• **OBJECTIVE**: Transcribe the material exactly. Images do not belong in the copy.

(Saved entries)

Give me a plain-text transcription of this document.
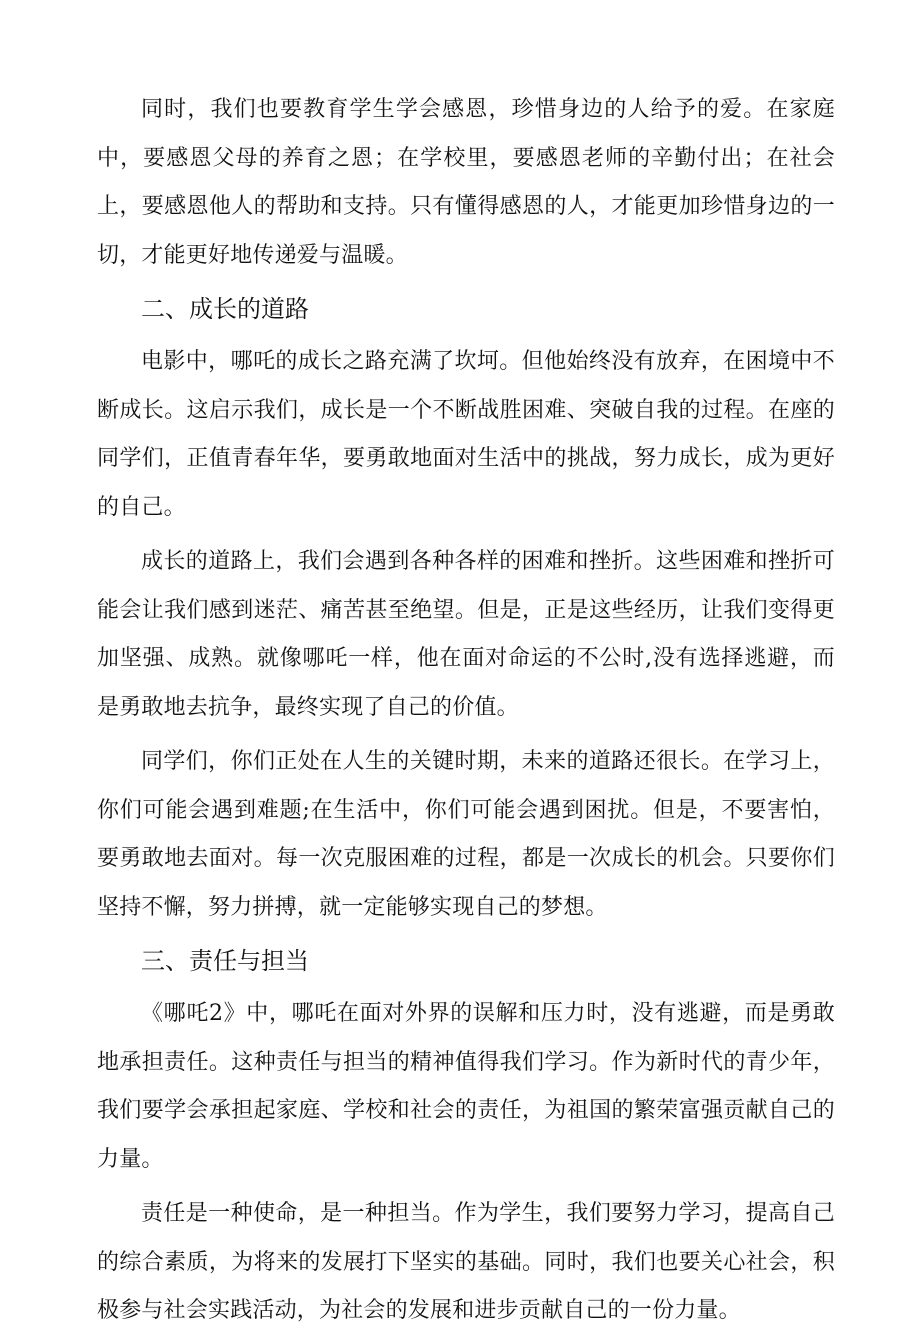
同时，我们也要教育学生学会感恩，珍惜身边的人给予的爱。在家庭中，要感恩父母的养育之恩；在学校里，要感恩老师的辛勤付出；在社会上，要感恩他人的帮助和支持。只有懂得感恩的人，才能更加珍惜身边的一切，才能更好地传递爱与温暖。

二、成长的道路

电影中，哪吒的成长之路充满了坎坷。但他始终没有放弃，在困境中不断成长。这启示我们，成长是一个不断战胜困难、突破自我的过程。在座的同学们，正值青春年华，要勇敢地面对生活中的挑战，努力成长，成为更好的自己。

成长的道路上，我们会遇到各种各样的困难和挫折。这些困难和挫折可能会让我们感到迷茫、痛苦甚至绝望。但是，正是这些经历，让我们变得更加坚强、成熟。就像哪吒一样，他在面对命运的不公时,没有选择逃避，而是勇敢地去抗争，最终实现了自己的价值。

同学们，你们正处在人生的关键时期，未来的道路还很长。在学习上，你们可能会遇到难题;在生活中，你们可能会遇到困扰。但是，不要害怕，要勇敢地去面对。每一次克服困难的过程，都是一次成长的机会。只要你们坚持不懈，努力拼搏，就一定能够实现自己的梦想。

三、责任与担当

《哪吒2》中，哪吒在面对外界的误解和压力时，没有逃避，而是勇敢地承担责任。这种责任与担当的精神值得我们学习。作为新时代的青少年，我们要学会承担起家庭、学校和社会的责任，为祖国的繁荣富强贡献自己的力量。

责任是一种使命，是一种担当。作为学生，我们要努力学习，提高自己的综合素质，为将来的发展打下坚实的基础。同时，我们也要关心社会，积极参与社会实践活动，为社会的发展和进步贡献自己的一份力量。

• **PROBLEM SOLUTION**:
Give me a plain-text transcription of this document.
同时，我们也要教育学生学会感恩，珍惜身边的人给予的爱。在家庭中，要感恩父母的养育之恩；在学校里，要感恩老师的辛勤付出；在社会上，要感恩他人的帮助和支持。只有懂得感恩的人，才能更加珍惜身边的一切，才能更好地传递爱与温暖。

二、成长的道路

电影中，哪吒的成长之路充满了坎坷。但他始终没有放弃，在困境中不断成长。这启示我们，成长是一个不断战胜困难、突破自我的过程。在座的同学们，正值青春年华，要勇敢地面对生活中的挑战，努力成长，成为更好的自己。

成长的道路上，我们会遇到各种各样的困难和挫折。这些困难和挫折可能会让我们感到迷茫、痛苦甚至绝望。但是，正是这些经历，让我们变得更加坚强、成熟。就像哪吒一样，他在面对命运的不公时,没有选择逃避，而是勇敢地去抗争，最终实现了自己的价值。

同学们，你们正处在人生的关键时期，未来的道路还很长。在学习上，你们可能会遇到难题;在生活中，你们可能会遇到困扰。但是，不要害怕，要勇敢地去面对。每一次克服困难的过程，都是一次成长的机会。只要你们坚持不懈，努力拼搏，就一定能够实现自己的梦想。

三、责任与担当

《哪吒2》中，哪吒在面对外界的误解和压力时，没有逃避，而是勇敢地承担责任。这种责任与担当的精神值得我们学习。作为新时代的青少年，我们要学会承担起家庭、学校和社会的责任，为祖国的繁荣富强贡献自己的力量。

责任是一种使命，是一种担当。作为学生，我们要努力学习，提高自己的综合素质，为将来的发展打下坚实的基础。同时，我们也要关心社会，积极参与社会实践活动，为社会的发展和进步贡献自己的一份力量。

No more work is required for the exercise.